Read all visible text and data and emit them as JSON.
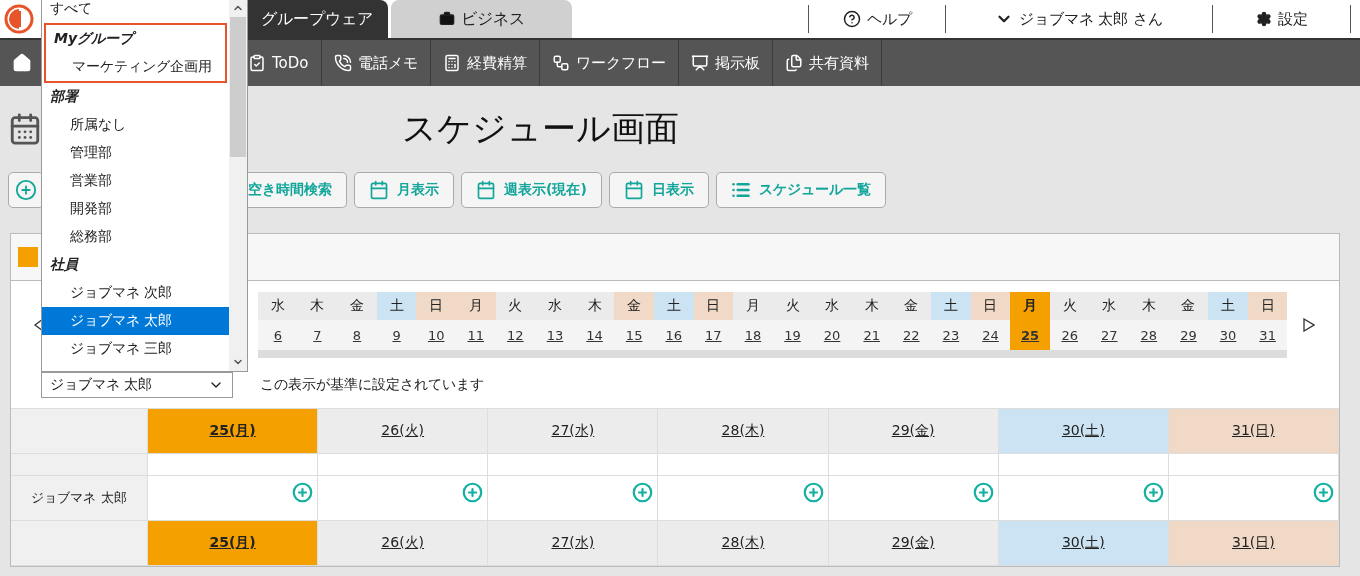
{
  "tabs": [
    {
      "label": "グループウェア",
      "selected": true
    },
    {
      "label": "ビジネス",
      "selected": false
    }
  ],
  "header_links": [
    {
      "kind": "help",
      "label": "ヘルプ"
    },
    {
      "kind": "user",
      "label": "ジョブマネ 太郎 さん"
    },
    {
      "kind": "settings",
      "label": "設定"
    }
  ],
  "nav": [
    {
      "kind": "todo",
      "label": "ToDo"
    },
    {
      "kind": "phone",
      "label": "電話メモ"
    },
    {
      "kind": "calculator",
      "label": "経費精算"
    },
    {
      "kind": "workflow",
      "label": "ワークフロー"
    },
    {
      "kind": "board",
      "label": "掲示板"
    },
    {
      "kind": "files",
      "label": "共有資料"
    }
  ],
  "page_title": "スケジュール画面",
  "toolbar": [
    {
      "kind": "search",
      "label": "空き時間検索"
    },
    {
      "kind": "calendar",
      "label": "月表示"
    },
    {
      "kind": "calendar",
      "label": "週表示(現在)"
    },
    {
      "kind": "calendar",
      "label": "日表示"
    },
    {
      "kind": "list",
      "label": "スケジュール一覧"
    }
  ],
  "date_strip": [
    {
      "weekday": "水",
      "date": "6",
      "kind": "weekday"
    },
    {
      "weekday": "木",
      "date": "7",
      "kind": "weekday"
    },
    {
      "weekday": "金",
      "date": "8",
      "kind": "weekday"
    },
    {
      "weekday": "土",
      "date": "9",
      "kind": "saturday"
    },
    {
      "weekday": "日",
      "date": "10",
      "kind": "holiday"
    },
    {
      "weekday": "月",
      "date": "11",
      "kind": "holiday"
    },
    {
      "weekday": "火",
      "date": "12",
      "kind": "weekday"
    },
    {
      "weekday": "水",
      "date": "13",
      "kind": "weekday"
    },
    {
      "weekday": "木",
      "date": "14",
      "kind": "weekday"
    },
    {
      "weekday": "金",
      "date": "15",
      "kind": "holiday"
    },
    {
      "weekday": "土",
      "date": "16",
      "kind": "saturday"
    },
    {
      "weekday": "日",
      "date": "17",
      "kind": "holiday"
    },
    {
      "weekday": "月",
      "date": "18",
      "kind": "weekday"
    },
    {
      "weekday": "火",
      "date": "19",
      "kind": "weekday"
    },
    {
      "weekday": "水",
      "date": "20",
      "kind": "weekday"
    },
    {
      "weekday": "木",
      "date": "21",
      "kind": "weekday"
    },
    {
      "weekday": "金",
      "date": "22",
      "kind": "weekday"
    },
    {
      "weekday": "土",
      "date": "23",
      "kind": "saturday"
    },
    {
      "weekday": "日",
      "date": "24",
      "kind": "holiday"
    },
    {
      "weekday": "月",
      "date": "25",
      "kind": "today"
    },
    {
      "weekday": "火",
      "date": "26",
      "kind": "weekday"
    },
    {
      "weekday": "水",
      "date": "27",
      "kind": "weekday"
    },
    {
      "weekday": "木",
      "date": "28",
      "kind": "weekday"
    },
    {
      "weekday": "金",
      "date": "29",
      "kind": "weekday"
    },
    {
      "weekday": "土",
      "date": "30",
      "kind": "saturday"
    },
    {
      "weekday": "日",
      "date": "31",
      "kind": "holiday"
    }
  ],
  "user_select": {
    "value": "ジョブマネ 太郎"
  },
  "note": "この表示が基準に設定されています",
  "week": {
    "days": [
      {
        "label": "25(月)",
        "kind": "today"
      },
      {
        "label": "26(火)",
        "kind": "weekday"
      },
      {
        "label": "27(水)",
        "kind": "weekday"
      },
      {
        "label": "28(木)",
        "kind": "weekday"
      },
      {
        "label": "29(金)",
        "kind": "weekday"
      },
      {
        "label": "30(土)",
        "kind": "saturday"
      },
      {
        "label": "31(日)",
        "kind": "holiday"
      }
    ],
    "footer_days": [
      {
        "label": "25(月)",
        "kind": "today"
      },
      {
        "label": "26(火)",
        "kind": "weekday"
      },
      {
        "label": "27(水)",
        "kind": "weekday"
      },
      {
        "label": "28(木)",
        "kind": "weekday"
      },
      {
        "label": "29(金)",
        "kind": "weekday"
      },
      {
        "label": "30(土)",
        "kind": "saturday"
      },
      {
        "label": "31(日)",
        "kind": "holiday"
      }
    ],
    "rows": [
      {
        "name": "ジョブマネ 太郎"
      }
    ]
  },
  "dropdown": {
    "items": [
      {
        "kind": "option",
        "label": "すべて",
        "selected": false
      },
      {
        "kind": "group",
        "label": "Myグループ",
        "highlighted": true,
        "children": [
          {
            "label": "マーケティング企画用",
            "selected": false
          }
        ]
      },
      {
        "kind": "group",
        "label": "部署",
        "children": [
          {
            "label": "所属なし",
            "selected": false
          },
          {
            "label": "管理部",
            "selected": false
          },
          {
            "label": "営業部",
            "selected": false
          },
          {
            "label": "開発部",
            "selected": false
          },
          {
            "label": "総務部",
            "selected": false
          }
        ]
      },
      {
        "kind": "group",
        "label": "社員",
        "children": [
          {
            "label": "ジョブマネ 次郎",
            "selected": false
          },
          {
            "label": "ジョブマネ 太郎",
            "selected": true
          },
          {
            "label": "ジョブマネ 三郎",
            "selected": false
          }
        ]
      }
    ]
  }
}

══════════

Exercise description: Reproduce each record above by retyping it exactly; omit all images.

Result of this exercise:
Read all visible text and data and emit them as JSON.
{
  "tabs": [
    {
      "label": "グループウェア",
      "selected": true
    },
    {
      "label": "ビジネス",
      "selected": false
    }
  ],
  "header_links": [
    {
      "kind": "help",
      "label": "ヘルプ"
    },
    {
      "kind": "user",
      "label": "ジョブマネ 太郎 さん"
    },
    {
      "kind": "settings",
      "label": "設定"
    }
  ],
  "nav": [
    {
      "kind": "todo",
      "label": "ToDo"
    },
    {
      "kind": "phone",
      "label": "電話メモ"
    },
    {
      "kind": "calculator",
      "label": "経費精算"
    },
    {
      "kind": "workflow",
      "label": "ワークフロー"
    },
    {
      "kind": "board",
      "label": "掲示板"
    },
    {
      "kind": "files",
      "label": "共有資料"
    }
  ],
  "page_title": "スケジュール画面",
  "toolbar": [
    {
      "kind": "search",
      "label": "空き時間検索"
    },
    {
      "kind": "calendar",
      "label": "月表示"
    },
    {
      "kind": "calendar",
      "label": "週表示(現在)"
    },
    {
      "kind": "calendar",
      "label": "日表示"
    },
    {
      "kind": "list",
      "label": "スケジュール一覧"
    }
  ],
  "date_strip": [
    {
      "weekday": "水",
      "date": "6",
      "kind": "weekday"
    },
    {
      "weekday": "木",
      "date": "7",
      "kind": "weekday"
    },
    {
      "weekday": "金",
      "date": "8",
      "kind": "weekday"
    },
    {
      "weekday": "土",
      "date": "9",
      "kind": "saturday"
    },
    {
      "weekday": "日",
      "date": "10",
      "kind": "holiday"
    },
    {
      "weekday": "月",
      "date": "11",
      "kind": "holiday"
    },
    {
      "weekday": "火",
      "date": "12",
      "kind": "weekday"
    },
    {
      "weekday": "水",
      "date": "13",
      "kind": "weekday"
    },
    {
      "weekday": "木",
      "date": "14",
      "kind": "weekday"
    },
    {
      "weekday": "金",
      "date": "15",
      "kind": "holiday"
    },
    {
      "weekday": "土",
      "date": "16",
      "kind": "saturday"
    },
    {
      "weekday": "日",
      "date": "17",
      "kind": "holiday"
    },
    {
      "weekday": "月",
      "date": "18",
      "kind": "weekday"
    },
    {
      "weekday": "火",
      "date": "19",
      "kind": "weekday"
    },
    {
      "weekday": "水",
      "date": "20",
      "kind": "weekday"
    },
    {
      "weekday": "木",
      "date": "21",
      "kind": "weekday"
    },
    {
      "weekday": "金",
      "date": "22",
      "kind": "weekday"
    },
    {
      "weekday": "土",
      "date": "23",
      "kind": "saturday"
    },
    {
      "weekday": "日",
      "date": "24",
      "kind": "holiday"
    },
    {
      "weekday": "月",
      "date": "25",
      "kind": "today"
    },
    {
      "weekday": "火",
      "date": "26",
      "kind": "weekday"
    },
    {
      "weekday": "水",
      "date": "27",
      "kind": "weekday"
    },
    {
      "weekday": "木",
      "date": "28",
      "kind": "weekday"
    },
    {
      "weekday": "金",
      "date": "29",
      "kind": "weekday"
    },
    {
      "weekday": "土",
      "date": "30",
      "kind": "saturday"
    },
    {
      "weekday": "日",
      "date": "31",
      "kind": "holiday"
    }
  ],
  "user_select": {
    "value": "ジョブマネ 太郎"
  },
  "note": "この表示が基準に設定されています",
  "week": {
    "days": [
      {
        "label": "25(月)",
        "kind": "today"
      },
      {
        "label": "26(火)",
        "kind": "weekday"
      },
      {
        "label": "27(水)",
        "kind": "weekday"
      },
      {
        "label": "28(木)",
        "kind": "weekday"
      },
      {
        "label": "29(金)",
        "kind": "weekday"
      },
      {
        "label": "30(土)",
        "kind": "saturday"
      },
      {
        "label": "31(日)",
        "kind": "holiday"
      }
    ],
    "footer_days": [
      {
        "label": "25(月)",
        "kind": "today"
      },
      {
        "label": "26(火)",
        "kind": "weekday"
      },
      {
        "label": "27(水)",
        "kind": "weekday"
      },
      {
        "label": "28(木)",
        "kind": "weekday"
      },
      {
        "label": "29(金)",
        "kind": "weekday"
      },
      {
        "label": "30(土)",
        "kind": "saturday"
      },
      {
        "label": "31(日)",
        "kind": "holiday"
      }
    ],
    "rows": [
      {
        "name": "ジョブマネ 太郎"
      }
    ]
  },
  "dropdown": {
    "items": [
      {
        "kind": "option",
        "label": "すべて",
        "selected": false
      },
      {
        "kind": "group",
        "label": "Myグループ",
        "highlighted": true,
        "children": [
          {
            "label": "マーケティング企画用",
            "selected": false
          }
        ]
      },
      {
        "kind": "group",
        "label": "部署",
        "children": [
          {
            "label": "所属なし",
            "selected": false
          },
          {
            "label": "管理部",
            "selected": false
          },
          {
            "label": "営業部",
            "selected": false
          },
          {
            "label": "開発部",
            "selected": false
          },
          {
            "label": "総務部",
            "selected": false
          }
        ]
      },
      {
        "kind": "group",
        "label": "社員",
        "children": [
          {
            "label": "ジョブマネ 次郎",
            "selected": false
          },
          {
            "label": "ジョブマネ 太郎",
            "selected": true
          },
          {
            "label": "ジョブマネ 三郎",
            "selected": false
          }
        ]
      }
    ]
  }
}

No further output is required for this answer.